**Passage**:
START

Adan Häfliger - Portfolio

(Please reload the page if math formatting is not working)

Deep Semantic Mapping Between Images:

In this project I tried to map similar element of two images based on the feature maps of a pretrained Convolutional Neural Network. The gist of the method consists of:

  1. For two images $I_1, I_2$ we feed each image to a pretrained ConvNet (like vgg19)
  2. From the ConvNet we extract two feature maps (tensors) $L_1, L_2$ respectively of dimension $(H_1$, $W_1$, $C)$ and $(H_2$, $W_2$, $C)$ where $H_1$ is the height and $W_1$ is the width of the feature map $L_1$. Note that $C$ is the same for both images and we take feature maps after the ReLU activation ensuring that all values are positive.
  3. We flatten $L_1$ and $L_2$ to turn them into matrices of dimensions  $(H_1 * W_1$, $C)$ and $(H_2 * W_2$, $C)$
  4. We can now multiply $L_1$ with $L_2^T$ to compute the "Affinity Matrix" $A$ (see here). $A \in (H_1 * W_1, H_2 * W_2)$  

Here $A$ is a matrix that encodes, according to $C$ channels, how each values at a certain position are correlated across all channels. This can be used directly as an indicator to know which pixel are similar (since the feature map maps to a region of pixels, it's just down-scaled).

To illustrate this "pixel correlation", imagine we compute $A$ for two images. By applying a softmax to every rows of $A$ we compute which value of $L_1$ is the most similar to all other values of $L_2$ which can be mapped back to pixels in the down-scaled image. If we have a class label for one of the image, we can use it to perform segmentation on the other image. We can also do the same with multiple $A$ to get better matches.

Segmenting one image of a cat using a variable number of segmented images of cats by computing Affinity matrices with the original image and using the most similar pixel's class label

Now we can use $A$ to actually compute a mapping between both images in the following way:

  1. Apply Non Negative Matrix Factorization to A (it is fully positive so we can do it) giving two matrices: $ LR^t \approx A$  where $L \in (H_1 * W_1, K)$ and $R \in (H_2 * W_2, K)$  
  2. Reshape $L$ and $R$ to get $K$ soft mask pairs that maps semantically similar elements in both images

NMF supposedly leads to a "part based" representation which in our case will extract semantically similar elements from $A$! You can see how we are able to map the face of a cat to the face of another cat without mapping the dog, in an unsupervised manner:

A nice property is that it works for almost any image types since the model was pretrained on a dataset with a thousand classes (ImageNet):

Finally I was interested to use this mapping to "localize" Neural Style Transfer. I re-implemented the algorithm and changed the loss term to take into account which part of the image should be transferred using my mask pairs as mapping. Here is a test case where both masks were the square on the left.

The results were interesting but not perfect (here the loss also includes a photo realistic term from https://arxiv.org/pdf/1703.07511.pdf):

(The PhD student that supervised me during this project pushed this further and figured out that we didn't need to compute the affinity matrix at all but simply applying NMF to the feature maps of many images could lead to great semantic separation here)

Slides, github, report.

Deep Learning on Japanese Macaques:

In this project I collected many images and videos of Japanese Monkey thanks to a collaboration with Prof. Koda from the Primate Research Institute Kyoto University. Then I used my data to train classifiers for different tasks and a model to localize individuals automatically. To localize specimens, I fine-tuned a pretrained  Mask R-CNN model to detect and segment Japanese Monkeys using the my own data and annotations.

END

**Given entries**:
START

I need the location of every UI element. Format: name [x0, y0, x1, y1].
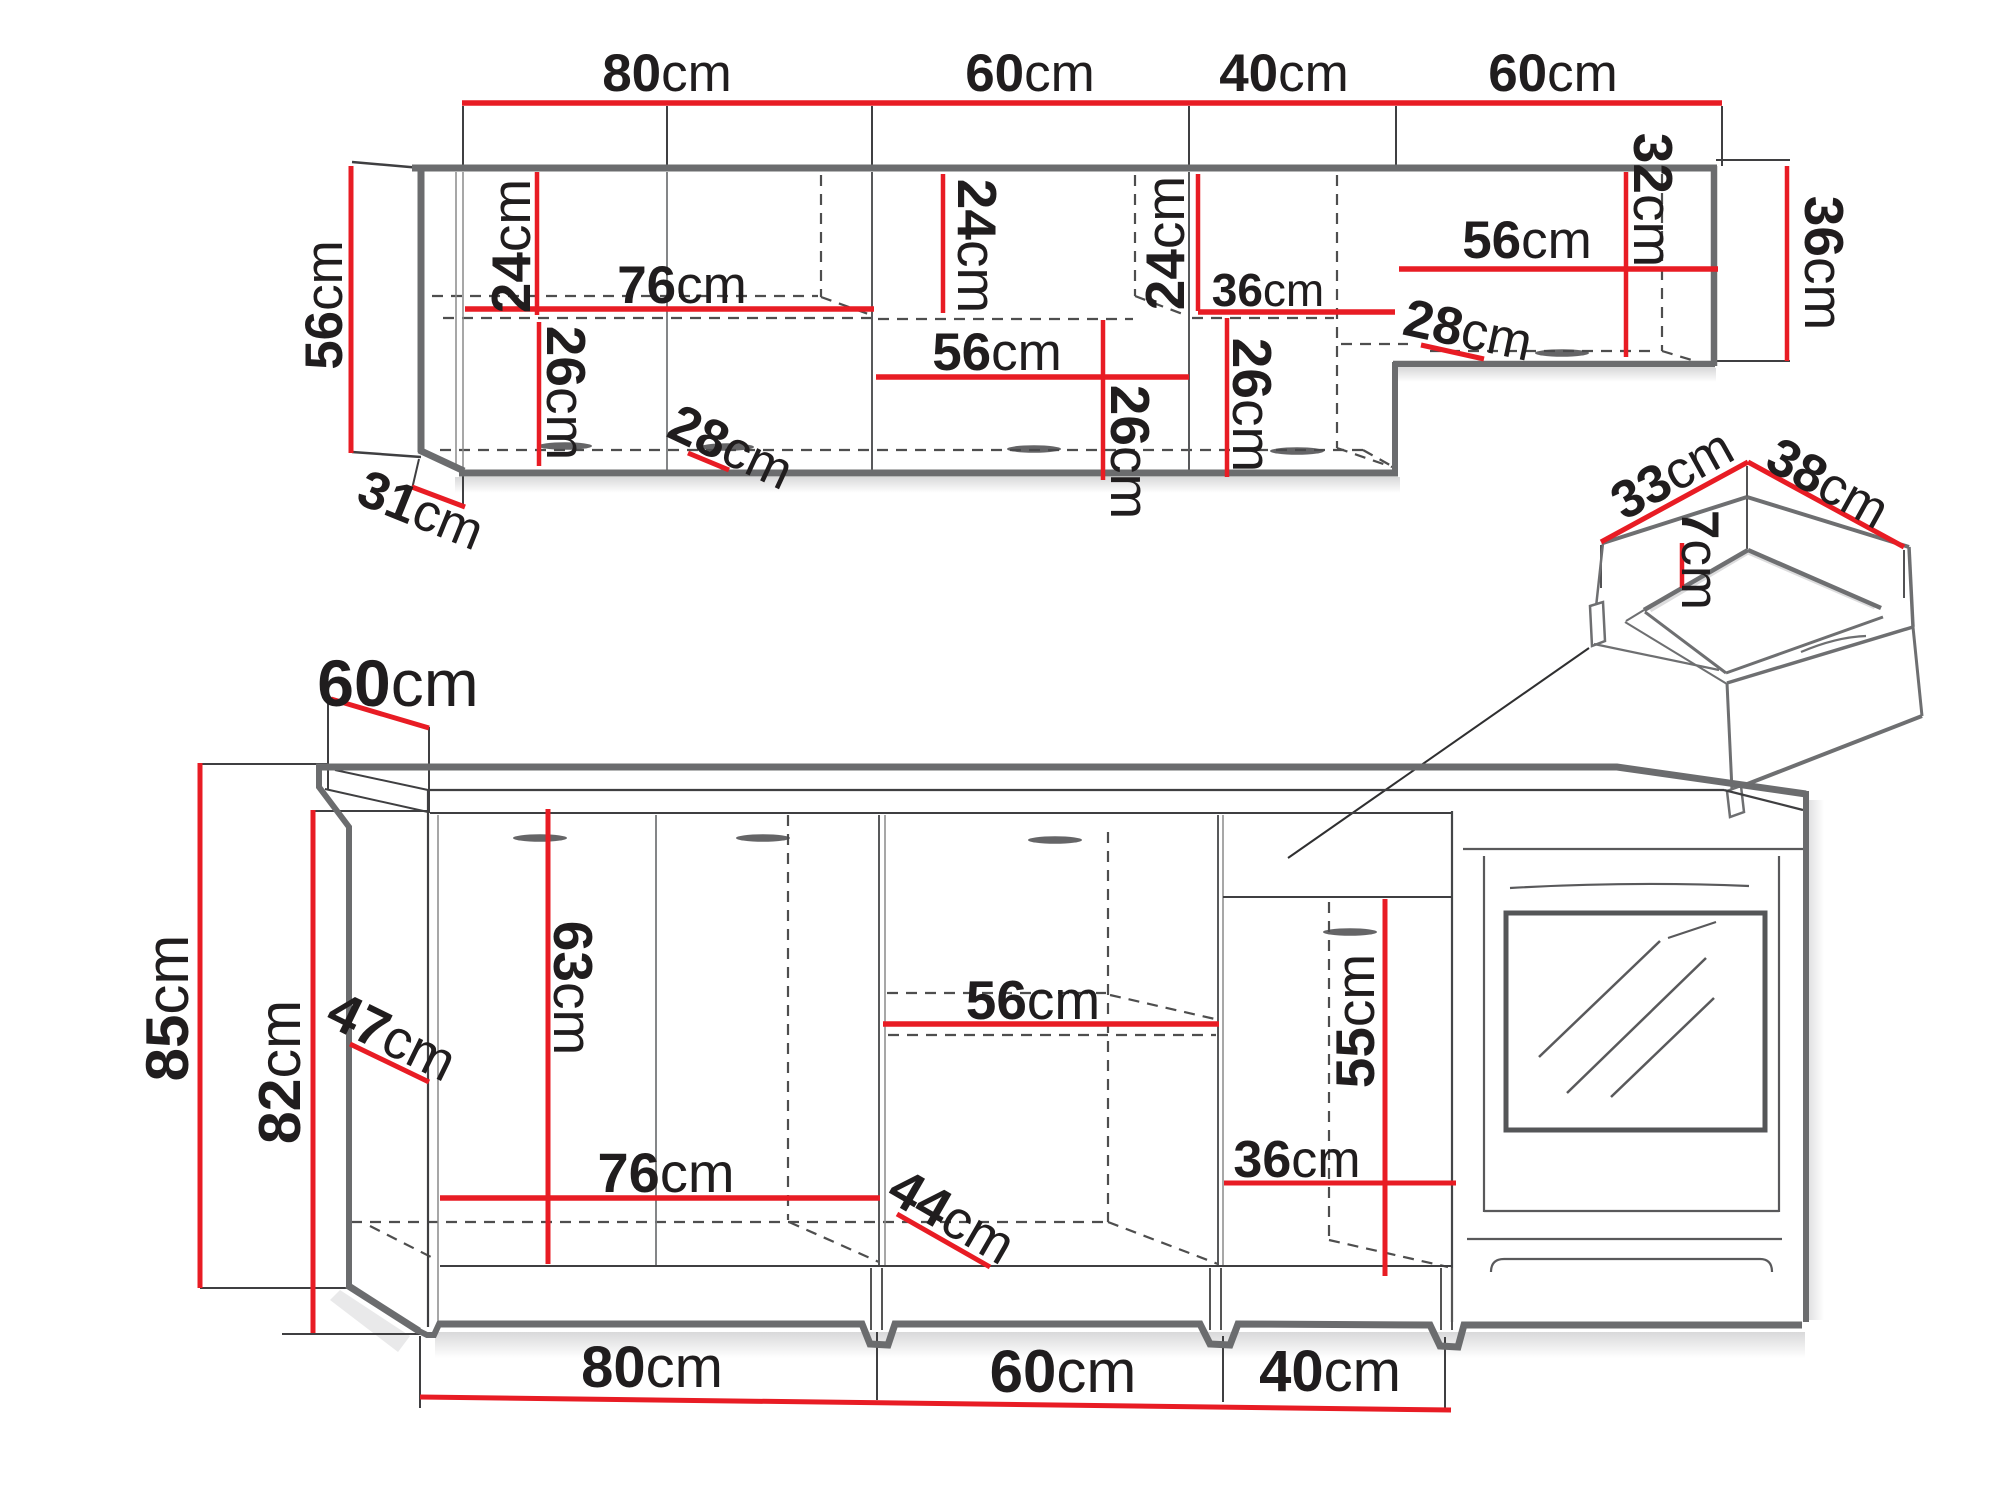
- svg-text:26cm: 26cm: [535, 326, 597, 461]
- svg-text:40cm: 40cm: [1259, 1339, 1401, 1404]
- svg-text:80cm: 80cm: [581, 1335, 723, 1400]
- svg-text:76cm: 76cm: [598, 1141, 735, 1204]
- svg-text:56cm: 56cm: [1462, 211, 1592, 270]
- svg-text:56cm: 56cm: [295, 240, 354, 370]
- svg-text:36cm: 36cm: [1233, 1131, 1360, 1189]
- svg-text:36cm: 36cm: [1793, 196, 1855, 331]
- svg-text:80cm: 80cm: [602, 44, 732, 103]
- svg-text:36cm: 36cm: [1212, 264, 1325, 316]
- svg-text:60cm: 60cm: [1488, 44, 1618, 103]
- svg-text:56cm: 56cm: [966, 969, 1101, 1031]
- svg-text:56cm: 56cm: [932, 323, 1062, 382]
- svg-text:24cm: 24cm: [946, 179, 1008, 314]
- svg-text:60cm: 60cm: [965, 44, 1095, 103]
- svg-text:60cm: 60cm: [317, 646, 478, 720]
- svg-text:40cm: 40cm: [1219, 44, 1349, 103]
- svg-text:26cm: 26cm: [1221, 338, 1283, 473]
- svg-text:7cm: 7cm: [1671, 510, 1730, 610]
- svg-text:26cm: 26cm: [1099, 385, 1161, 520]
- svg-text:32cm: 32cm: [1622, 133, 1684, 268]
- svg-text:85cm: 85cm: [134, 935, 201, 1082]
- svg-text:63cm: 63cm: [542, 921, 604, 1056]
- svg-text:76cm: 76cm: [617, 256, 747, 315]
- svg-text:55cm: 55cm: [1324, 954, 1386, 1089]
- svg-text:82cm: 82cm: [247, 1000, 313, 1144]
- svg-text:60cm: 60cm: [990, 1338, 1137, 1405]
- svg-text:24cm: 24cm: [480, 179, 542, 314]
- svg-text:24cm: 24cm: [1134, 176, 1196, 311]
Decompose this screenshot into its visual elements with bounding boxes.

END

**What to produce**: Rewrite the portfolio page starting at "Finally I was" and ending at "Slides, github, report.", changing "Neural Style Transfer" to "Artistic Style Transfer". The lines have no connection to the portfolio page.

**Answer to this problem**:
Finally I was interested to use this mapping to "localize" Artistic Style Transfer. I re-implemented the algorithm and changed the loss term to take into account which part of the image should be transferred using my mask pairs as mapping. Here is a test case where both masks were the square on the left.

The results were interesting but not perfect (here the loss also includes a photo realistic term from https://arxiv.org/pdf/1703.07511.pdf):

(The PhD student that supervised me during this project pushed this further and figured out that we didn't need to compute the affinity matrix at all but simply applying NMF to the feature maps of many images could lead to great semantic separation here)

Slides, github, report.